▸ **Фрагмент текста**:

23. VIII.1943 г. Что нас больше всего приводило в отчаяние? Ни писем, никаких вестей с воли. И все-таки мы не допустили душевной депрессии — ни разу! Танка говорила: „Если я не умру, я должна всеми стараниями заботиться о своем физическом и психическом здоровье. Если умру, я должна и последние дни прожить человеком“.
17. Х.1943 г. Одной польке, приговоренной к смерти, посчастливилось в ночь с 14 на 15 бежать из камеры на третьем этаже. Побег вызвал немедленное ужесточение тюремного режима. Всем ожидавшим казни, среди которых Танка, Криста и Лена, стали на ночь надевать наручники. Моя бедная Танка пережила ужасные часы. Она одета в отвратительную синюю блузу для смертников с широким кожаным поясом, к которому накрепко приделаны наручники. Нет таких маленьких наручников, что годились бы для детских рук Танки, и потому они затянуты до последнего зубца. Стараемся терпеть и это, чтобы не вызывать ликования тюремщиков.
30. I.1944 г. Во время богослужения в тюремной церкви мы узнали, что немцы снова „корректируют“ фронтовую линию на Востоке. Танку отправили в одиночную камеру — плохой предвестник. Я только что видела ее на краткой прогулке. Изматывающее звяканье наручников до сих пор звучит в моих ушах.
5. VII.1944 г. Берлин затих — все, в том числе и трусливые тюремщики, ждут еще более ужасных бомбардировок. Сегодня утром я получила привет от Танки, и это подняло мое настроение на целый день… Помню, Танка говорила о Болгарии как о стране цветов и солнца. Когда она узнала, что советские солдаты после кратковременной передышки снова двинулись на Запад, она плакала от радости, была уверена, что и ее родина скоро будет освобождена».
Дальше имя Танки не упоминается в дневнике. Куда она девалась? Что с ней стало? Прежде чем поведать об этом, расскажем еще о двух женщинах, которые под страхом тягчайшего наказания не убоялись протянуть ей руку помощи. Речь идет о немках — о матери и дочери, о немках, подтвердивших гуманистические традиции своего народа.
Мать, кто она? Надзирательница. Имя? Неизвестно. Дочь — школьница 14–15 лет. Имя? Тоже неизвестно. В матери сохранилось что-то доброе, человеческое, что потянуло к ней Танку. И не только ее. Бетти де Пельзенер в послевоенных беседах не раз возвращалась к образу этой прекрасной немецкой женщины.

▸ **Задание a**:
Перепишите фрагмент текста о Танке начиная со слов «30. I.1944 г.» и далее вплоть до слов «в моих ушах.», заменив «звяканье» на «лязганье».
Текст о Танке и следующие за ним записи никак не связаны между собой.

▸ **Материал задания**:
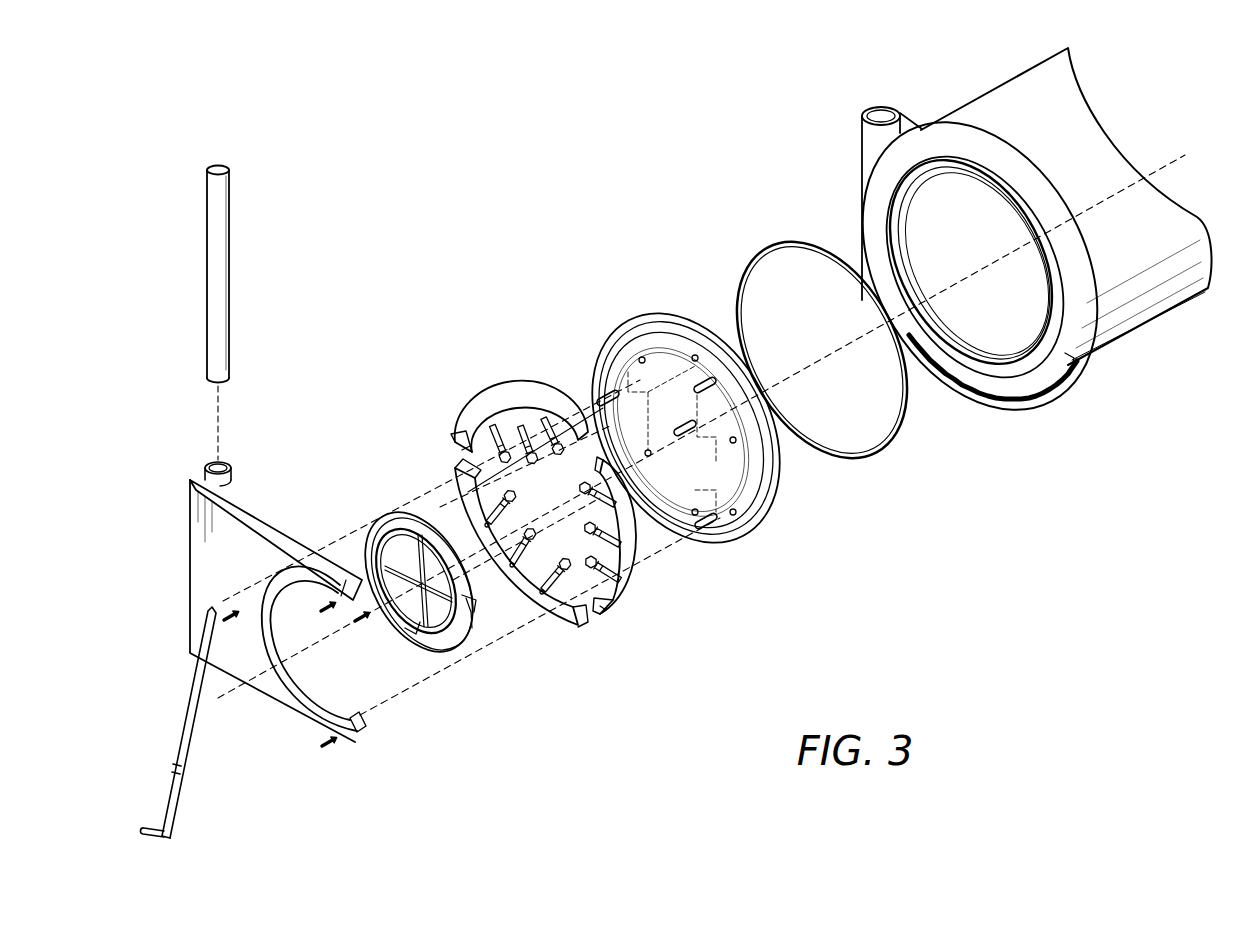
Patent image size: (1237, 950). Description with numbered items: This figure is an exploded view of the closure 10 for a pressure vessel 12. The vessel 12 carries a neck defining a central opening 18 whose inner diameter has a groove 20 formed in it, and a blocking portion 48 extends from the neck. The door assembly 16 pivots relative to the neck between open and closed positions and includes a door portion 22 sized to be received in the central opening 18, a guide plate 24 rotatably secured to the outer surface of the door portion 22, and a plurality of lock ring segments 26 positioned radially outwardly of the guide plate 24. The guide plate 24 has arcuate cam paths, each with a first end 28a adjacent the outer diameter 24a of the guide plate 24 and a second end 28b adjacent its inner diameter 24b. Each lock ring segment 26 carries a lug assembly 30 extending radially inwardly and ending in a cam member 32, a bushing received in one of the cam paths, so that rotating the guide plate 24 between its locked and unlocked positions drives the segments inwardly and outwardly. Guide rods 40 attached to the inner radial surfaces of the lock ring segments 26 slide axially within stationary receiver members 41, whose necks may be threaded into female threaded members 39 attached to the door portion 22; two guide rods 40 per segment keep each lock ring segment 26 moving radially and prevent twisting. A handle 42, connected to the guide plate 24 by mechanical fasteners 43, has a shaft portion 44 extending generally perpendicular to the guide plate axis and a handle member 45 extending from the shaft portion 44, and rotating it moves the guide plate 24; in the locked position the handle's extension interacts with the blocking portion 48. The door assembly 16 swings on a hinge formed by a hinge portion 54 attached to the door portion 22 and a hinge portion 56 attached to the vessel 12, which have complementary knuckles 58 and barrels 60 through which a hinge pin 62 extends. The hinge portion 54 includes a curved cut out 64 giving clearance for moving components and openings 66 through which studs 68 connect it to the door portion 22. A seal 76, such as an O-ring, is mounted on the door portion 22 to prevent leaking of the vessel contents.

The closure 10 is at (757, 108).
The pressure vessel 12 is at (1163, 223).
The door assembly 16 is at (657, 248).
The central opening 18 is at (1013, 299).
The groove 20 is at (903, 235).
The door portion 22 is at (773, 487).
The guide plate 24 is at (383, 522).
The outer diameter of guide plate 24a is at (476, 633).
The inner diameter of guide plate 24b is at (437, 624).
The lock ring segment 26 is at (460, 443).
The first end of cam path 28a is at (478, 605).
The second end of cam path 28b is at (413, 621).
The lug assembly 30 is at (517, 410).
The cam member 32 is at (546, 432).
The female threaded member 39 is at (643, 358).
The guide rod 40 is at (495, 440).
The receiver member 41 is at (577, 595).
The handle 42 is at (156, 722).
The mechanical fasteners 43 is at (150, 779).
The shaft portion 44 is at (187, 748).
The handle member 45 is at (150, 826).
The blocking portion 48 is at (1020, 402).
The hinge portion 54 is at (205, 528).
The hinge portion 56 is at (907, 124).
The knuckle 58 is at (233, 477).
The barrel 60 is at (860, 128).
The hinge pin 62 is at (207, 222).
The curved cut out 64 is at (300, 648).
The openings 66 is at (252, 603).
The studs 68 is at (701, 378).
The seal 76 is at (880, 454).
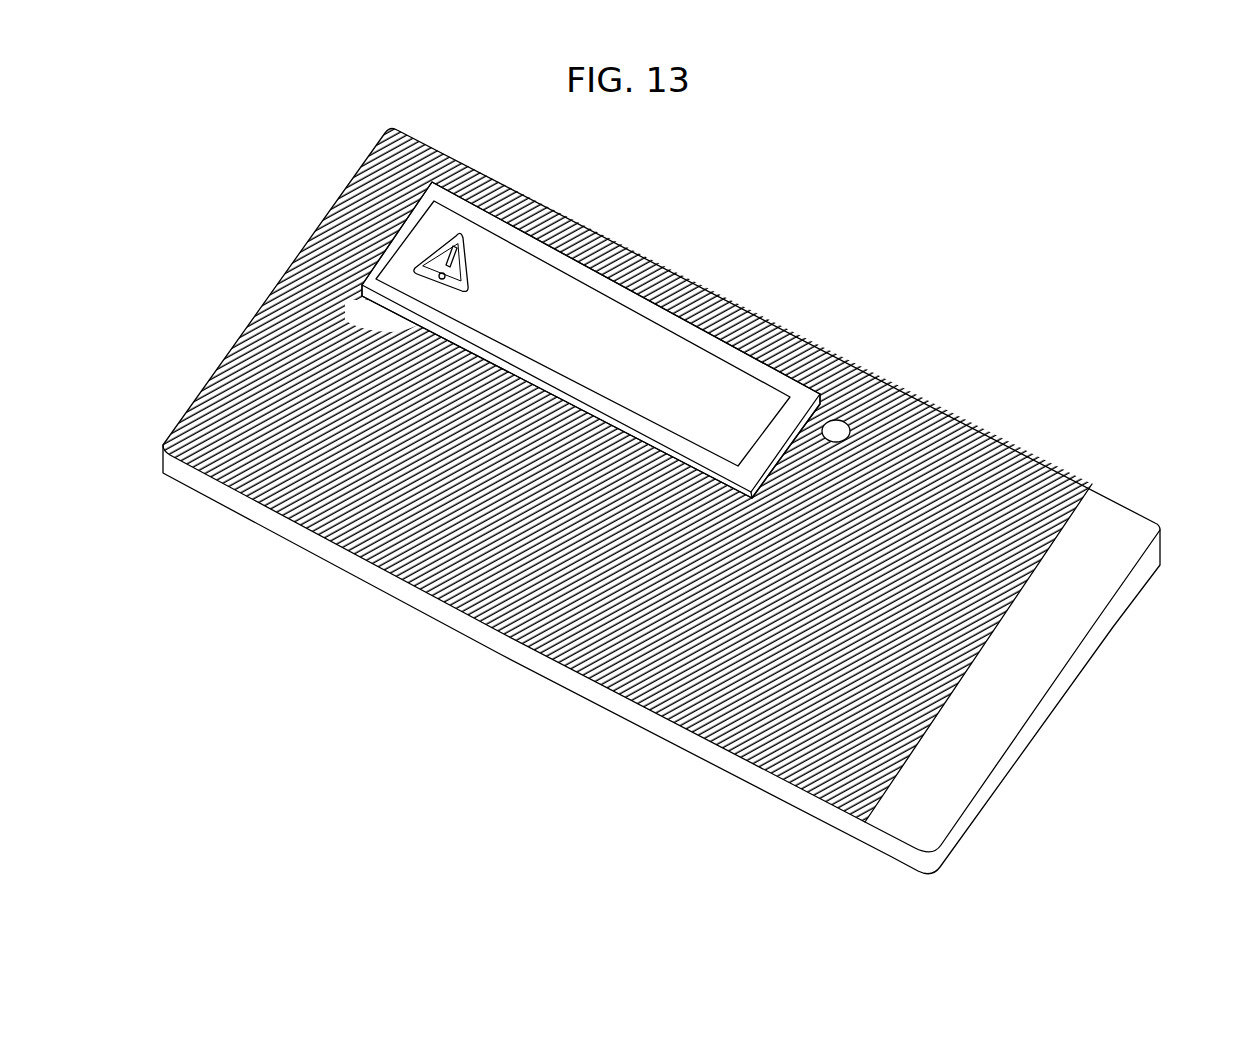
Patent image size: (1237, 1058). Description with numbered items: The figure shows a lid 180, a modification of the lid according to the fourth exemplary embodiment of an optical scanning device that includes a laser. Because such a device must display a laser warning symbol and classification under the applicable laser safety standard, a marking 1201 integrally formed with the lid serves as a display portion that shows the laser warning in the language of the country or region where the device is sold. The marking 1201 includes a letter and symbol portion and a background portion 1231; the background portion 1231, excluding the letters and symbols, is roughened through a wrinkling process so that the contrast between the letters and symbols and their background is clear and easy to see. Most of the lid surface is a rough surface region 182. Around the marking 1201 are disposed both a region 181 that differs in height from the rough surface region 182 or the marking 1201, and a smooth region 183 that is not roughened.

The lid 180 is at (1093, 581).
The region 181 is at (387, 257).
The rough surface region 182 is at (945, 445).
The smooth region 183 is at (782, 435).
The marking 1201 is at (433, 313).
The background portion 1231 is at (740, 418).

▸ **Задание b**:
Выпишите из записей все строки, содержащие слово «background».

▸ **Решение задания a**:
30. I.1944 г. Во время богослужения в тюремной церкви мы узнали, что немцы снова „корректируют“ фронтовую линию на Востоке. Танку отправили в одиночную камеру — плохой предвестник. Я только что видела ее на краткой прогулке. Изматывающее лязганье наручников до сих пор звучит в моих ушах.

▸ **Решение задания b**:
Patent image size: (1237, 1058). Description with numbered items: The figure shows a lid 180, a modification of the lid according to the fourth exemplary embodiment of an optical scanning device that includes a laser. Because such a device must display a laser warning symbol and classification under the applicable laser safety standard, a marking 1201 integrally formed with the lid serves as a display portion that shows the laser warning in the language of the country or region where the device is sold. The marking 1201 includes a letter and symbol portion and a background portion 1231; the background portion 1231, excluding the letters and symbols, is roughened through a wrinkling process so that the contrast between the letters and symbols and their background is clear and easy to see. Most of the lid surface is a rough surface region 182. Around the marking 1201 are disposed both a region 181 that differs in height from the rough surface region 182 or the marking 1201, and a smooth region 183 that is not roughened.
The background portion 1231 is at (740, 418).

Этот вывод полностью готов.